▶ **GOAL OF THE EXERCISE**
Check every line below for the word "Freq" and copy each one that has it.

|---|

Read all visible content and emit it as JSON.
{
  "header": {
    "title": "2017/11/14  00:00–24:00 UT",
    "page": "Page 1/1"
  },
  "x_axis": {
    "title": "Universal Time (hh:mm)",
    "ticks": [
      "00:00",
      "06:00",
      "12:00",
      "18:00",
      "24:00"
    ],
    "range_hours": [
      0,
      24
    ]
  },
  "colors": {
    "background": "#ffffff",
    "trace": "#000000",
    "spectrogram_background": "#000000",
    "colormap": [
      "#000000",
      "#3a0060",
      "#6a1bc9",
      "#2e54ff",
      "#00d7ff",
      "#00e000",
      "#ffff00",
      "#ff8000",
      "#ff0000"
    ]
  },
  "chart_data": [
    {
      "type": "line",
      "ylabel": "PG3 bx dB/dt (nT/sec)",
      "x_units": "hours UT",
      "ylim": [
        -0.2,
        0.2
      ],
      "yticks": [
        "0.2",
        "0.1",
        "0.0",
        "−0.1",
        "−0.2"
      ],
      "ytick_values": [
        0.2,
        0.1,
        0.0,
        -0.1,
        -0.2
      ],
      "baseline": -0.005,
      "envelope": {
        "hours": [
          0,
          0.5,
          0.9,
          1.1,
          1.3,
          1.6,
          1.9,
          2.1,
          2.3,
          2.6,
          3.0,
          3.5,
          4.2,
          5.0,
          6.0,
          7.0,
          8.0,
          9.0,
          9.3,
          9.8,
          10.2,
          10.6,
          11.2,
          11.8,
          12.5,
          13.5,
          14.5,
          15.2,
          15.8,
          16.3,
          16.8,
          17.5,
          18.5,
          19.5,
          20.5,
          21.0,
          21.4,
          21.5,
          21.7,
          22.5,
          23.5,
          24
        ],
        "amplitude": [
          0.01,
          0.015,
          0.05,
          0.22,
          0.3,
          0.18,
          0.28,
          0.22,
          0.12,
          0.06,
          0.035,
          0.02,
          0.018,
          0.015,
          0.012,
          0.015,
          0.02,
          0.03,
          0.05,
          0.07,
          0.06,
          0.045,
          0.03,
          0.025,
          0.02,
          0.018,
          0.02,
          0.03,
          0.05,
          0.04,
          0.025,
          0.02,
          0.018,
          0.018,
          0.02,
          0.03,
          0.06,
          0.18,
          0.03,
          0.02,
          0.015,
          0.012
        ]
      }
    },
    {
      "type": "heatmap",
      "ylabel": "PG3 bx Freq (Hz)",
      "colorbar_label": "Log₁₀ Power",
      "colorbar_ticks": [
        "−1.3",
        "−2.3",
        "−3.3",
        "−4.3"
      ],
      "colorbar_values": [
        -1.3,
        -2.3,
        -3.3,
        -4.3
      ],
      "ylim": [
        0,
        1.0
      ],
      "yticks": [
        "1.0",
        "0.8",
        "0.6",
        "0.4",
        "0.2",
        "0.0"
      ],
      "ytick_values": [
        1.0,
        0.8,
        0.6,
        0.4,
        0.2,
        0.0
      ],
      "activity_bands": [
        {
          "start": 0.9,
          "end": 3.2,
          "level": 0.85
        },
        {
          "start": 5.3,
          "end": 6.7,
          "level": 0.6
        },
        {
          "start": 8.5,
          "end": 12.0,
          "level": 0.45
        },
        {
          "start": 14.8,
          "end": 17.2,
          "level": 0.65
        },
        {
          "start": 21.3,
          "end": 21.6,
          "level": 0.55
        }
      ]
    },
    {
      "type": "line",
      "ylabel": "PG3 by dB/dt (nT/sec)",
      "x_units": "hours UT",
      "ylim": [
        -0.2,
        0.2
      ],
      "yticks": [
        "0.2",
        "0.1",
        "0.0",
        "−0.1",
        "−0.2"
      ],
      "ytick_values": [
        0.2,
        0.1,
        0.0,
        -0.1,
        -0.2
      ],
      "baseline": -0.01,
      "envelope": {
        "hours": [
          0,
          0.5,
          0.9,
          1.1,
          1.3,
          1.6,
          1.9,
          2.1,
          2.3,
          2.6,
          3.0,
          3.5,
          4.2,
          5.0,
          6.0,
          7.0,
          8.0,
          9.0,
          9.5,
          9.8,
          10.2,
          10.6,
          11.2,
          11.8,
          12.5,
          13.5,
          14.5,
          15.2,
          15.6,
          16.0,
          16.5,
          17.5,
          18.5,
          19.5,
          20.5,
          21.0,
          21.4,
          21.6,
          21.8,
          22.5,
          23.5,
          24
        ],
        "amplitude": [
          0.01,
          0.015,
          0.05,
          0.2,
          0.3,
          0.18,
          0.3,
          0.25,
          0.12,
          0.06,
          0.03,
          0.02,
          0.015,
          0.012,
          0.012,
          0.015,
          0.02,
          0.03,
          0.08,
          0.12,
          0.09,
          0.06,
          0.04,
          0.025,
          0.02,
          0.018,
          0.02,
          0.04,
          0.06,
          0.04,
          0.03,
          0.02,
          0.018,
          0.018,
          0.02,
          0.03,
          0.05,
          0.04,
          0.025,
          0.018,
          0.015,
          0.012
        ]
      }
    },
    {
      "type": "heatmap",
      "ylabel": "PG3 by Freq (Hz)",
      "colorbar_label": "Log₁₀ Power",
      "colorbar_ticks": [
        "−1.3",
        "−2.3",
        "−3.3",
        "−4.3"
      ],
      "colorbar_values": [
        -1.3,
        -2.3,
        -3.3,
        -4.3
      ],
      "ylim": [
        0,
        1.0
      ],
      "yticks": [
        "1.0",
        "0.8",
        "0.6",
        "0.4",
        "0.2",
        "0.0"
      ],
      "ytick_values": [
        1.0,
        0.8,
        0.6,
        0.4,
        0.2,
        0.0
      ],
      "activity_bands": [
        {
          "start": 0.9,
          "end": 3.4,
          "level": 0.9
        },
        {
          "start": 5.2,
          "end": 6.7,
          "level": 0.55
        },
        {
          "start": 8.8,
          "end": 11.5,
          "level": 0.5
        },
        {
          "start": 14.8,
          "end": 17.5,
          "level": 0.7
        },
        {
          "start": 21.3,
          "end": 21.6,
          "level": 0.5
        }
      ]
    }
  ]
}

|---|

▶ **SOLUTION BELOW**
      "ylabel": "PG3 bx Freq (Hz)",
      "ylabel": "PG3 by Freq (Hz)",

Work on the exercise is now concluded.